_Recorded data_
#####

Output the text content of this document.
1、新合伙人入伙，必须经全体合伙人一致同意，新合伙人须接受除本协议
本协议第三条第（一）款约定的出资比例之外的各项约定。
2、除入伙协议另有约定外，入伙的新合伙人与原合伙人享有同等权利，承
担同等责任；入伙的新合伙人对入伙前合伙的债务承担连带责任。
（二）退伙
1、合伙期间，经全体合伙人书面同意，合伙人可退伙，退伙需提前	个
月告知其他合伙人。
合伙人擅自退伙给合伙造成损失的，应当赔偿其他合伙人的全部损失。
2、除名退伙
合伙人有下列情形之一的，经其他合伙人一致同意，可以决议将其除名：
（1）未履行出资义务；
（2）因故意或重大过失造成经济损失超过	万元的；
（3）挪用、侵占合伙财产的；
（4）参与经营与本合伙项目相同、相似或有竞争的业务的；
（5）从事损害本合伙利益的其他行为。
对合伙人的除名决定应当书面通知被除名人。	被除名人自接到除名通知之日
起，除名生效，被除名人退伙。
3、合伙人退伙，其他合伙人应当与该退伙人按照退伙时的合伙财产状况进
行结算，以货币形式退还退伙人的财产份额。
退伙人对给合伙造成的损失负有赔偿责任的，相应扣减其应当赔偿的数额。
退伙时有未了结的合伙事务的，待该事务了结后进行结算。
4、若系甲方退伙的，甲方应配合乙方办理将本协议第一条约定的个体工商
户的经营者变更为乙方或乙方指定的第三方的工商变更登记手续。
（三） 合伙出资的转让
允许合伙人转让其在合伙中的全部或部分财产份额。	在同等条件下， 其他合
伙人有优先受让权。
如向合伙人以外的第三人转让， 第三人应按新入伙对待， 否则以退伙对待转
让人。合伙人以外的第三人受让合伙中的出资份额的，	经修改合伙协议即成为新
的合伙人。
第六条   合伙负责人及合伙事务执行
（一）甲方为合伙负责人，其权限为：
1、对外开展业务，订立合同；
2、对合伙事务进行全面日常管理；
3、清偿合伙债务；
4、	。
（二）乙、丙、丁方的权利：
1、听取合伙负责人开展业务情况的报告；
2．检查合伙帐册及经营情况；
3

#####

_TASK DETAILS_
Output each record precisely as given.

_OUTPUT OF THE EXERCISE_
Output the text content of this document.
1、新合伙人入伙，必须经全体合伙人一致同意，新合伙人须接受除本协议
本协议第三条第（一）款约定的出资比例之外的各项约定。
2、除入伙协议另有约定外，入伙的新合伙人与原合伙人享有同等权利，承
担同等责任；入伙的新合伙人对入伙前合伙的债务承担连带责任。
（二）退伙
1、合伙期间，经全体合伙人书面同意，合伙人可退伙，退伙需提前	个
月告知其他合伙人。
合伙人擅自退伙给合伙造成损失的，应当赔偿其他合伙人的全部损失。
2、除名退伙
合伙人有下列情形之一的，经其他合伙人一致同意，可以决议将其除名：
（1）未履行出资义务；
（2）因故意或重大过失造成经济损失超过	万元的；
（3）挪用、侵占合伙财产的；
（4）参与经营与本合伙项目相同、相似或有竞争的业务的；
（5）从事损害本合伙利益的其他行为。
对合伙人的除名决定应当书面通知被除名人。	被除名人自接到除名通知之日
起，除名生效，被除名人退伙。
3、合伙人退伙，其他合伙人应当与该退伙人按照退伙时的合伙财产状况进
行结算，以货币形式退还退伙人的财产份额。
退伙人对给合伙造成的损失负有赔偿责任的，相应扣减其应当赔偿的数额。
退伙时有未了结的合伙事务的，待该事务了结后进行结算。
4、若系甲方退伙的，甲方应配合乙方办理将本协议第一条约定的个体工商
户的经营者变更为乙方或乙方指定的第三方的工商变更登记手续。
（三） 合伙出资的转让
允许合伙人转让其在合伙中的全部或部分财产份额。	在同等条件下， 其他合
伙人有优先受让权。
如向合伙人以外的第三人转让， 第三人应按新入伙对待， 否则以退伙对待转
让人。合伙人以外的第三人受让合伙中的出资份额的，	经修改合伙协议即成为新
的合伙人。
第六条   合伙负责人及合伙事务执行
（一）甲方为合伙负责人，其权限为：
1、对外开展业务，订立合同；
2、对合伙事务进行全面日常管理；
3、清偿合伙债务；
4、	。
（二）乙、丙、丁方的权利：
1、听取合伙负责人开展业务情况的报告；
2．检查合伙帐册及经营情况；
3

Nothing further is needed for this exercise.